*Exercise input:*

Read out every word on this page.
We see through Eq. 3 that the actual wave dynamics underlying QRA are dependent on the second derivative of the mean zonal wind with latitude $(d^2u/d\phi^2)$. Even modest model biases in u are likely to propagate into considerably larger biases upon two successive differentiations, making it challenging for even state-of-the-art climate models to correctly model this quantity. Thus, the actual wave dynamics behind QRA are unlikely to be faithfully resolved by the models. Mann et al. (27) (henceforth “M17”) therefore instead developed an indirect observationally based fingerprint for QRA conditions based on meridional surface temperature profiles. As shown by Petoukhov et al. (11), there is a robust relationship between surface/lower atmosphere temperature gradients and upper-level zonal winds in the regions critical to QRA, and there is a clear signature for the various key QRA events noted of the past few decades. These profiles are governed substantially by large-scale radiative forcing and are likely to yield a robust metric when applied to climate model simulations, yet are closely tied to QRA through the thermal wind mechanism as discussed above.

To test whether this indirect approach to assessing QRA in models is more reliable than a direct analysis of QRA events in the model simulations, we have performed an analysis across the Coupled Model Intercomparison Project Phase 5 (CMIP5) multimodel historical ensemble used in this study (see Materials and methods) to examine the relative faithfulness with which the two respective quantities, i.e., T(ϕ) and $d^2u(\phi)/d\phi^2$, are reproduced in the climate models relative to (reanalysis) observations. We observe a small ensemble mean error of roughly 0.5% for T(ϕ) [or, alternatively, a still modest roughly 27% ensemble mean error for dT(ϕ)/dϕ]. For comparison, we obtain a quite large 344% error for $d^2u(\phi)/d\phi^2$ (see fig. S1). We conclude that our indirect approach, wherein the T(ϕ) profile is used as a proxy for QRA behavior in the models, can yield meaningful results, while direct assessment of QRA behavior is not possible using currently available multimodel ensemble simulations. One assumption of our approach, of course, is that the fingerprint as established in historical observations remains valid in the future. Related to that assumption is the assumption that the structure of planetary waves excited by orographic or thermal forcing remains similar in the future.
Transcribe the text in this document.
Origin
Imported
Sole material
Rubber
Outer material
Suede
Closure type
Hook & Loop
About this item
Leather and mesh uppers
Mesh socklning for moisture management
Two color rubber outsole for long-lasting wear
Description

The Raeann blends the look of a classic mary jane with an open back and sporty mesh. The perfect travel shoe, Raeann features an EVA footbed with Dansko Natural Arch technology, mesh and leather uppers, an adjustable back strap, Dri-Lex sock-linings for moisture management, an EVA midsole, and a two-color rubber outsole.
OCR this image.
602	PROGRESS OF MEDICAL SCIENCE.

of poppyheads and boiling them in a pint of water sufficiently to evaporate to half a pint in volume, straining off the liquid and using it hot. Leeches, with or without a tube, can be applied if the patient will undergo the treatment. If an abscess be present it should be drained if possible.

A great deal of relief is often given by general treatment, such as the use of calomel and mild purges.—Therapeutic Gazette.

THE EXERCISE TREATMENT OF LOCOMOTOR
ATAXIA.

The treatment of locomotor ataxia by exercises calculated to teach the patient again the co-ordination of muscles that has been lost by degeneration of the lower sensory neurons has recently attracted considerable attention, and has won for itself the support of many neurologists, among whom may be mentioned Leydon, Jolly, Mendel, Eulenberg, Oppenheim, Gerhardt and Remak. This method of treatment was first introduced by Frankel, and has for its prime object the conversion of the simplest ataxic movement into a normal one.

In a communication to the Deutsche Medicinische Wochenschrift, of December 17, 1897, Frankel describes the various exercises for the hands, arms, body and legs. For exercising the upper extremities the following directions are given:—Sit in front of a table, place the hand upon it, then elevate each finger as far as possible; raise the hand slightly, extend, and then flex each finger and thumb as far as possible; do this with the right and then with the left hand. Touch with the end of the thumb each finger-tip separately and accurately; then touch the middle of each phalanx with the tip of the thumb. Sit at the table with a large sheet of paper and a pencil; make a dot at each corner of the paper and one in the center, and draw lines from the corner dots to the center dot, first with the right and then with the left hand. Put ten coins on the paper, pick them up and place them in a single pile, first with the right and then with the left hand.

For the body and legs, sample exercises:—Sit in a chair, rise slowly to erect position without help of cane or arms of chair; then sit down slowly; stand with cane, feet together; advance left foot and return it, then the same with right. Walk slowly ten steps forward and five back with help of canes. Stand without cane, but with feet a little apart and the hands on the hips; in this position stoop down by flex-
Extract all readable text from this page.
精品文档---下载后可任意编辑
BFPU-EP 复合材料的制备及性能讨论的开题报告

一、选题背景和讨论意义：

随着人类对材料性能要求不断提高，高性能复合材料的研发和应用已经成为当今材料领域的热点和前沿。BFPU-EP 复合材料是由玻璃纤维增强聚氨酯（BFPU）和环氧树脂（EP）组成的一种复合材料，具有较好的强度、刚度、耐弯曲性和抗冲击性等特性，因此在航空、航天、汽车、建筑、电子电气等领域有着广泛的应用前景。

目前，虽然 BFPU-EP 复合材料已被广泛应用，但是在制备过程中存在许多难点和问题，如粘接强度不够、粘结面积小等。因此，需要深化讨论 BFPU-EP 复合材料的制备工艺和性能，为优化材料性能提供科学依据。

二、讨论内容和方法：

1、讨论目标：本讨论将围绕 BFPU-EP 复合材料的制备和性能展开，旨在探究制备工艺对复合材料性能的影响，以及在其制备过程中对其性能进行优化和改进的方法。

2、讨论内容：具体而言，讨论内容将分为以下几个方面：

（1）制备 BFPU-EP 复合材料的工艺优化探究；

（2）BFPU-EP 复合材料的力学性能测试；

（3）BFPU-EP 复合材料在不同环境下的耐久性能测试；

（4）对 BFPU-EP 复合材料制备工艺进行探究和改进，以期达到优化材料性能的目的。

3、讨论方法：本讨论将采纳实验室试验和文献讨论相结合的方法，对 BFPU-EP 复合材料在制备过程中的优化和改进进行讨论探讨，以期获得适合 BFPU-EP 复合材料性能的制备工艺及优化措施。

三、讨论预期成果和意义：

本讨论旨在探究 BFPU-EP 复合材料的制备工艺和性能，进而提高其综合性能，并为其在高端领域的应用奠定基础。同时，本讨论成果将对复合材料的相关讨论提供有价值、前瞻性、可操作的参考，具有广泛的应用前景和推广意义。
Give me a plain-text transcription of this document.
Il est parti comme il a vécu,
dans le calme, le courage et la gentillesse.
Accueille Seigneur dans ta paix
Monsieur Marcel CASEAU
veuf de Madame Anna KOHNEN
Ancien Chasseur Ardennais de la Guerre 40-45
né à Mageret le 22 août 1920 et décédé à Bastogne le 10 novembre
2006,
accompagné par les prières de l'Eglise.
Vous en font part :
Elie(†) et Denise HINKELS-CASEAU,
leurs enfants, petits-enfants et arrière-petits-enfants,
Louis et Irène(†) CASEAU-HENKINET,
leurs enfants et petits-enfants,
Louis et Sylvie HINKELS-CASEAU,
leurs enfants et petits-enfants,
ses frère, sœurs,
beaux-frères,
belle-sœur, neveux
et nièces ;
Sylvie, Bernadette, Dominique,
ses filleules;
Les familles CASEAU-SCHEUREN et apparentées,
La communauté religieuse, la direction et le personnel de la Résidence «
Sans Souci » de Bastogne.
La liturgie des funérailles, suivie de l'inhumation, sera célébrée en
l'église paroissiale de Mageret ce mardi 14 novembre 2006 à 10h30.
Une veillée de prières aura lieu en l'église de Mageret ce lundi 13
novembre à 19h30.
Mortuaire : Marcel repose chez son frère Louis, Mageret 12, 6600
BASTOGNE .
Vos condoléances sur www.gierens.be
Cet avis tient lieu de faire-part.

*Exercise task:*
Count each line of the entries that holds the word "Mageret", then state the total and nothing more.

*Solution to the problem:*
4